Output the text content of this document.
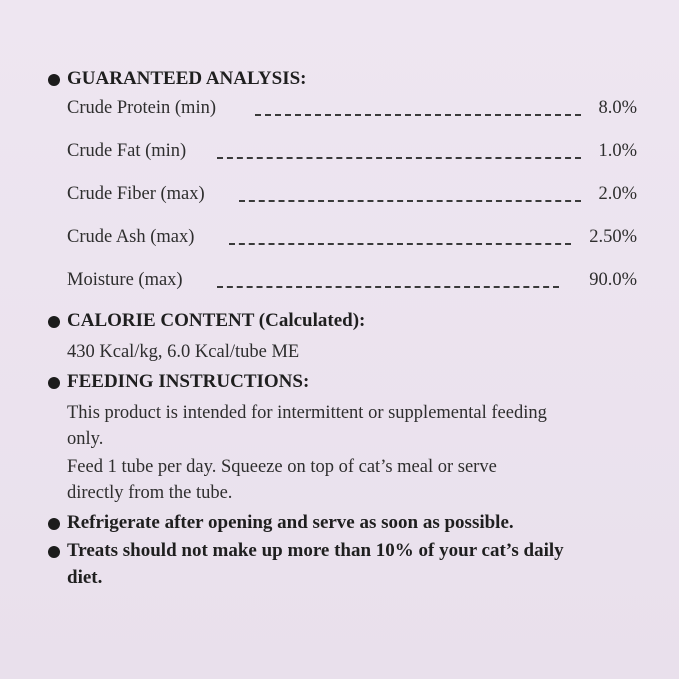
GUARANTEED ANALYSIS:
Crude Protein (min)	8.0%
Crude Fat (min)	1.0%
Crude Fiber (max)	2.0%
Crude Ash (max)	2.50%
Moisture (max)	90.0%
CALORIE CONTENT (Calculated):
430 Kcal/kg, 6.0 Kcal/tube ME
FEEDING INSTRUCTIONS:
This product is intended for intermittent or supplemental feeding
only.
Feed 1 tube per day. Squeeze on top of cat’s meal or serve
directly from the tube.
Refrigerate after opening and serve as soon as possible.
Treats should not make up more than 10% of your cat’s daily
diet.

=======

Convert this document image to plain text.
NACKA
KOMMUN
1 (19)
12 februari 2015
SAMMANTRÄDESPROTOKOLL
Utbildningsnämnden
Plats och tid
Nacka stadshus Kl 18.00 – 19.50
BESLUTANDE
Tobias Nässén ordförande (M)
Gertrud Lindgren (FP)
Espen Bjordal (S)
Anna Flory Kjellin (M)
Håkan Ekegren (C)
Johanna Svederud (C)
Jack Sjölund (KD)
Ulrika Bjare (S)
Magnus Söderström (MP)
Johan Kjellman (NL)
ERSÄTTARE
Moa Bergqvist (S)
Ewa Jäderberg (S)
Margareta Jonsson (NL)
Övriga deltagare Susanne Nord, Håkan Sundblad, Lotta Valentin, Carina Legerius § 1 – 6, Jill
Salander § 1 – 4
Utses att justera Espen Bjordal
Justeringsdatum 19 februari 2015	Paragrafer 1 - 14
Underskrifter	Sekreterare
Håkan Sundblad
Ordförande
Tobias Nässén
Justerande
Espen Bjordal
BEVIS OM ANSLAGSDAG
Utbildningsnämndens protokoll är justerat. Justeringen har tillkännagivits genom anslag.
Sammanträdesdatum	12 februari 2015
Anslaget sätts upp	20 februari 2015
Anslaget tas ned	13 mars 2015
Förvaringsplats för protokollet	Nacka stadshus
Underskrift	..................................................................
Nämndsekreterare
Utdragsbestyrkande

=======

# PROBLEM DESCRIPTION
What lines of the material above hold the string "tube"? Please copy them.

# FINISHED EXERCISE
430 Kcal/kg, 6.0 Kcal/tube ME
Feed 1 tube per day. Squeeze on top of cat’s meal or serve
directly from the tube.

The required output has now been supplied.